EXERCISE GOAL: Rename "priority-label" to "priority-name" everywhere it occurs in the data below, and give every line back with nothing else altered.

▽

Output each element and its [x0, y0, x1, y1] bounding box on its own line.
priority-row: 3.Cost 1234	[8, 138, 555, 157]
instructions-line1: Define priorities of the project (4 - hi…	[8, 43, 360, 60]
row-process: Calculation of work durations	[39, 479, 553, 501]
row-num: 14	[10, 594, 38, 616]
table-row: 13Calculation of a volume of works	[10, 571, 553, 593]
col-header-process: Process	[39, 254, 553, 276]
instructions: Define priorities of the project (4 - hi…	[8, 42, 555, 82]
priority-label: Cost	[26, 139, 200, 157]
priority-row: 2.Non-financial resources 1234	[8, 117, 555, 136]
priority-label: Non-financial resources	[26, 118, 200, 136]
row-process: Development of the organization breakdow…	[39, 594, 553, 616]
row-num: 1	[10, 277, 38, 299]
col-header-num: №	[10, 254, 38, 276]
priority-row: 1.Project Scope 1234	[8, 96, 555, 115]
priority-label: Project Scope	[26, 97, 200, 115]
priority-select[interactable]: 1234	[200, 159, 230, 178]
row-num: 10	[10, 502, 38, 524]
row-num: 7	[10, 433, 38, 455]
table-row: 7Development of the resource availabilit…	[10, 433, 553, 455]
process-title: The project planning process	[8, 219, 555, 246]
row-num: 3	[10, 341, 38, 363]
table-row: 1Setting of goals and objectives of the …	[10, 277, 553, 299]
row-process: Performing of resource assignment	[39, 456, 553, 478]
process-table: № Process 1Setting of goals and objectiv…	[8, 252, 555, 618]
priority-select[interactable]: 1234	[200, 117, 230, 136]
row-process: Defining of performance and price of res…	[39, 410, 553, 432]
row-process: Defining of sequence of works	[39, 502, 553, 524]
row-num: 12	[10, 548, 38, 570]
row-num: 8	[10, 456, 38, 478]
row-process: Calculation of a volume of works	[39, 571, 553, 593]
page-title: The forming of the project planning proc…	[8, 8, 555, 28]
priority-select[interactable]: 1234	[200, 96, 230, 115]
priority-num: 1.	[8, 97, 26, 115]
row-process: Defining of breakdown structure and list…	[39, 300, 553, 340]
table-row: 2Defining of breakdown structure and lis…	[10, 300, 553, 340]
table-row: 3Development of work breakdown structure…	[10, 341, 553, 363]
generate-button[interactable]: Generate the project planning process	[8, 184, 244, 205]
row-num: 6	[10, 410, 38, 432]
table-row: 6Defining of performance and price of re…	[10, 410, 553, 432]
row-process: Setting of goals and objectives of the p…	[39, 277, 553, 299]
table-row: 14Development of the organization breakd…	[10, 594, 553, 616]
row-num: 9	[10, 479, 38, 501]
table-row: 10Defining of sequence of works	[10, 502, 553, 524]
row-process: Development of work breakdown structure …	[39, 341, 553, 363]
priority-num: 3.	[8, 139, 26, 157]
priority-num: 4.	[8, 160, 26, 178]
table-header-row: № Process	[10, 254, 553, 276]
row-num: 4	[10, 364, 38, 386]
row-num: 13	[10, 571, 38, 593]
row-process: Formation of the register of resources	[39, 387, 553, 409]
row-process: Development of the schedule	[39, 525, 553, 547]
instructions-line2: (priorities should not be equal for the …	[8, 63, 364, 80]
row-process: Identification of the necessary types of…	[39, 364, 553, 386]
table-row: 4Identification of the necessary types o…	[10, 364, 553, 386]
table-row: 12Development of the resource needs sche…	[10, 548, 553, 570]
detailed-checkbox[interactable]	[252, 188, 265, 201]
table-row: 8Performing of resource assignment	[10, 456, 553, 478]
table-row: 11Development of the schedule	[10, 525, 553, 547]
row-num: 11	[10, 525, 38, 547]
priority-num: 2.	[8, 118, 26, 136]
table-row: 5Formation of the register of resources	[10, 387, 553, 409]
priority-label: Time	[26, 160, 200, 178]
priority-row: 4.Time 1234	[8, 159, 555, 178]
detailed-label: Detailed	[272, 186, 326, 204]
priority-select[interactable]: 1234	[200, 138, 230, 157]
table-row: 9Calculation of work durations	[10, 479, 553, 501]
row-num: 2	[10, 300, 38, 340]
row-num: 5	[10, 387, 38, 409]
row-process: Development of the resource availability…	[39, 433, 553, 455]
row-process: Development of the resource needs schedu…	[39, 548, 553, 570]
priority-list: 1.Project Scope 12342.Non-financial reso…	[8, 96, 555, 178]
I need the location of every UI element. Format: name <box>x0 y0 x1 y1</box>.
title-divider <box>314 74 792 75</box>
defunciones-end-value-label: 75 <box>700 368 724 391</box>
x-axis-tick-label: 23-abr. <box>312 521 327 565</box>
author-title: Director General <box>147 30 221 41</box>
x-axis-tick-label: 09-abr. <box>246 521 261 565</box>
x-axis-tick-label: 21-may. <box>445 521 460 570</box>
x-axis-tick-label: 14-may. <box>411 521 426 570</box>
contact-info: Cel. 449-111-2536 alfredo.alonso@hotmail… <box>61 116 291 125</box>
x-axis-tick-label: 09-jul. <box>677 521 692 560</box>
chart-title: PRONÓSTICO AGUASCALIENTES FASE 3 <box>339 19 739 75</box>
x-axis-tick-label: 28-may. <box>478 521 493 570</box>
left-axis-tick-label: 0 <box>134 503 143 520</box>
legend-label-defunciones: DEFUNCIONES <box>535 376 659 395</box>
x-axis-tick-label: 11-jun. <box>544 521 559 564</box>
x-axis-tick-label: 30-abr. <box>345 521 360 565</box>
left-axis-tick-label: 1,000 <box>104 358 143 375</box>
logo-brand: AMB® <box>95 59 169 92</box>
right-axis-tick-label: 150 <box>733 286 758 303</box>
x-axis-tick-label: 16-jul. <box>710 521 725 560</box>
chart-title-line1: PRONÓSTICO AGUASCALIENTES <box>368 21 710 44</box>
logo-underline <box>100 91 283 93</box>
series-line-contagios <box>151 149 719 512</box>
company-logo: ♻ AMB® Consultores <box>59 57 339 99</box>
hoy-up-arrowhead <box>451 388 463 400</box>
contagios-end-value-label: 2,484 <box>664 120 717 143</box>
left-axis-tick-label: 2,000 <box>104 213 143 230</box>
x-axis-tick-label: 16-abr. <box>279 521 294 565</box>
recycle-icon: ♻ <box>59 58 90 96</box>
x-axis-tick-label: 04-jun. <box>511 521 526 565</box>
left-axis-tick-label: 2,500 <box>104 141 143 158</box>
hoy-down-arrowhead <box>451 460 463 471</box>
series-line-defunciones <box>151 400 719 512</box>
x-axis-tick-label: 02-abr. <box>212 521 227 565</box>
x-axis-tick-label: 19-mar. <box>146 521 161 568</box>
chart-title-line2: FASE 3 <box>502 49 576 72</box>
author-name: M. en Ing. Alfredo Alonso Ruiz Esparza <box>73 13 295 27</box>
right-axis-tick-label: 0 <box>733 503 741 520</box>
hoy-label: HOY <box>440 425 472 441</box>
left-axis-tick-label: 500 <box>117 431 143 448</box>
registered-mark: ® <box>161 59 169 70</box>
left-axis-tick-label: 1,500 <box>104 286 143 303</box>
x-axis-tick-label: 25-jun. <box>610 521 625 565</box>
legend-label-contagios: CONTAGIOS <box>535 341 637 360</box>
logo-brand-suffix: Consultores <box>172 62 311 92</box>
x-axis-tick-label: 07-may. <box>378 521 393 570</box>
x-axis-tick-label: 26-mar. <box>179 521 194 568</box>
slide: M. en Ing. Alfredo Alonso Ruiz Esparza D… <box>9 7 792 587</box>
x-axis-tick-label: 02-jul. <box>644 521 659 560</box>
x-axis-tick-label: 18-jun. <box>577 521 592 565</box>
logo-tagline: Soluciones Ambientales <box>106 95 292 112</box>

△

REPLY TO THE TASK:
Output each element and its [x0, y0, x1, y1] bounding box on its own line.
priority-row: 3.Cost 1234	[8, 138, 555, 157]
instructions-line1: Define priorities of the project (4 - hi…	[8, 43, 360, 60]
row-process: Calculation of work durations	[39, 479, 553, 501]
row-num: 14	[10, 594, 38, 616]
table-row: 13Calculation of a volume of works	[10, 571, 553, 593]
col-header-process: Process	[39, 254, 553, 276]
instructions: Define priorities of the project (4 - hi…	[8, 42, 555, 82]
priority-name: Cost	[26, 139, 200, 157]
priority-row: 2.Non-financial resources 1234	[8, 117, 555, 136]
priority-name: Non-financial resources	[26, 118, 200, 136]
row-process: Development of the organization breakdow…	[39, 594, 553, 616]
row-num: 1	[10, 277, 38, 299]
col-header-num: №	[10, 254, 38, 276]
priority-row: 1.Project Scope 1234	[8, 96, 555, 115]
priority-name: Project Scope	[26, 97, 200, 115]
priority-select[interactable]: 1234	[200, 159, 230, 178]
row-num: 10	[10, 502, 38, 524]
row-num: 7	[10, 433, 38, 455]
table-row: 7Development of the resource availabilit…	[10, 433, 553, 455]
process-title: The project planning process	[8, 219, 555, 246]
row-num: 3	[10, 341, 38, 363]
table-row: 1Setting of goals and objectives of the …	[10, 277, 553, 299]
row-process: Performing of resource assignment	[39, 456, 553, 478]
process-table: № Process 1Setting of goals and objectiv…	[8, 252, 555, 618]
priority-select[interactable]: 1234	[200, 117, 230, 136]
row-process: Defining of performance and price of res…	[39, 410, 553, 432]
row-process: Defining of sequence of works	[39, 502, 553, 524]
row-num: 12	[10, 548, 38, 570]
row-num: 8	[10, 456, 38, 478]
row-process: Calculation of a volume of works	[39, 571, 553, 593]
page-title: The forming of the project planning proc…	[8, 8, 555, 28]
priority-select[interactable]: 1234	[200, 96, 230, 115]
priority-num: 1.	[8, 97, 26, 115]
row-process: Defining of breakdown structure and list…	[39, 300, 553, 340]
table-row: 2Defining of breakdown structure and lis…	[10, 300, 553, 340]
table-row: 3Development of work breakdown structure…	[10, 341, 553, 363]
generate-button[interactable]: Generate the project planning process	[8, 184, 244, 205]
row-num: 6	[10, 410, 38, 432]
table-row: 6Defining of performance and price of re…	[10, 410, 553, 432]
row-process: Setting of goals and objectives of the p…	[39, 277, 553, 299]
table-row: 14Development of the organization breakd…	[10, 594, 553, 616]
row-num: 9	[10, 479, 38, 501]
table-row: 10Defining of sequence of works	[10, 502, 553, 524]
row-process: Development of work breakdown structure …	[39, 341, 553, 363]
priority-num: 3.	[8, 139, 26, 157]
priority-num: 4.	[8, 160, 26, 178]
table-header-row: № Process	[10, 254, 553, 276]
row-num: 4	[10, 364, 38, 386]
row-num: 13	[10, 571, 38, 593]
row-process: Formation of the register of resources	[39, 387, 553, 409]
row-process: Development of the schedule	[39, 525, 553, 547]
instructions-line2: (priorities should not be equal for the …	[8, 63, 364, 80]
row-process: Identification of the necessary types of…	[39, 364, 553, 386]
table-row: 4Identification of the necessary types o…	[10, 364, 553, 386]
table-row: 12Development of the resource needs sche…	[10, 548, 553, 570]
detailed-checkbox[interactable]	[252, 188, 265, 201]
table-row: 8Performing of resource assignment	[10, 456, 553, 478]
table-row: 11Development of the schedule	[10, 525, 553, 547]
row-num: 11	[10, 525, 38, 547]
priority-num: 2.	[8, 118, 26, 136]
table-row: 5Formation of the register of resources	[10, 387, 553, 409]
priority-name: Time	[26, 160, 200, 178]
priority-row: 4.Time 1234	[8, 159, 555, 178]
detailed-label: Detailed	[272, 186, 326, 204]
priority-select[interactable]: 1234	[200, 138, 230, 157]
table-row: 9Calculation of work durations	[10, 479, 553, 501]
row-num: 2	[10, 300, 38, 340]
row-num: 5	[10, 387, 38, 409]
row-process: Development of the resource availability…	[39, 433, 553, 455]
row-process: Development of the resource needs schedu…	[39, 548, 553, 570]
priority-list: 1.Project Scope 12342.Non-financial reso…	[8, 96, 555, 178]
I need the location of every UI element. Format: name <box>x0 y0 x1 y1</box>.
title-divider <box>314 74 792 75</box>
defunciones-end-value-label: 75 <box>700 368 724 391</box>
x-axis-tick-label: 23-abr. <box>312 521 327 565</box>
author-title: Director General <box>147 30 221 41</box>
x-axis-tick-label: 09-abr. <box>246 521 261 565</box>
x-axis-tick-label: 21-may. <box>445 521 460 570</box>
x-axis-tick-label: 14-may. <box>411 521 426 570</box>
contact-info: Cel. 449-111-2536 alfredo.alonso@hotmail… <box>61 116 291 125</box>
x-axis-tick-label: 09-jul. <box>677 521 692 560</box>
chart-title: PRONÓSTICO AGUASCALIENTES FASE 3 <box>339 19 739 75</box>
x-axis-tick-label: 28-may. <box>478 521 493 570</box>
left-axis-tick-label: 0 <box>134 503 143 520</box>
legend-label-defunciones: DEFUNCIONES <box>535 376 659 395</box>
x-axis-tick-label: 11-jun. <box>544 521 559 564</box>
x-axis-tick-label: 30-abr. <box>345 521 360 565</box>
left-axis-tick-label: 1,000 <box>104 358 143 375</box>
logo-brand: AMB® <box>95 59 169 92</box>
right-axis-tick-label: 150 <box>733 286 758 303</box>
x-axis-tick-label: 16-jul. <box>710 521 725 560</box>
chart-title-line1: PRONÓSTICO AGUASCALIENTES <box>368 21 710 44</box>
logo-underline <box>100 91 283 93</box>
series-line-contagios <box>151 149 719 512</box>
company-logo: ♻ AMB® Consultores <box>59 57 339 99</box>
hoy-up-arrowhead <box>451 388 463 400</box>
contagios-end-value-label: 2,484 <box>664 120 717 143</box>
left-axis-tick-label: 2,000 <box>104 213 143 230</box>
x-axis-tick-label: 16-abr. <box>279 521 294 565</box>
recycle-icon: ♻ <box>59 58 90 96</box>
x-axis-tick-label: 04-jun. <box>511 521 526 565</box>
left-axis-tick-label: 2,500 <box>104 141 143 158</box>
hoy-down-arrowhead <box>451 460 463 471</box>
series-line-defunciones <box>151 400 719 512</box>
x-axis-tick-label: 02-abr. <box>212 521 227 565</box>
x-axis-tick-label: 19-mar. <box>146 521 161 568</box>
chart-title-line2: FASE 3 <box>502 49 576 72</box>
author-name: M. en Ing. Alfredo Alonso Ruiz Esparza <box>73 13 295 27</box>
right-axis-tick-label: 0 <box>733 503 741 520</box>
hoy-label: HOY <box>440 425 472 441</box>
left-axis-tick-label: 500 <box>117 431 143 448</box>
registered-mark: ® <box>161 59 169 70</box>
left-axis-tick-label: 1,500 <box>104 286 143 303</box>
x-axis-tick-label: 25-jun. <box>610 521 625 565</box>
legend-label-contagios: CONTAGIOS <box>535 341 637 360</box>
logo-brand-suffix: Consultores <box>172 62 311 92</box>
x-axis-tick-label: 07-may. <box>378 521 393 570</box>
x-axis-tick-label: 26-mar. <box>179 521 194 568</box>
slide: M. en Ing. Alfredo Alonso Ruiz Esparza D… <box>9 7 792 587</box>
x-axis-tick-label: 02-jul. <box>644 521 659 560</box>
x-axis-tick-label: 18-jun. <box>577 521 592 565</box>
logo-tagline: Soluciones Ambientales <box>106 95 292 112</box>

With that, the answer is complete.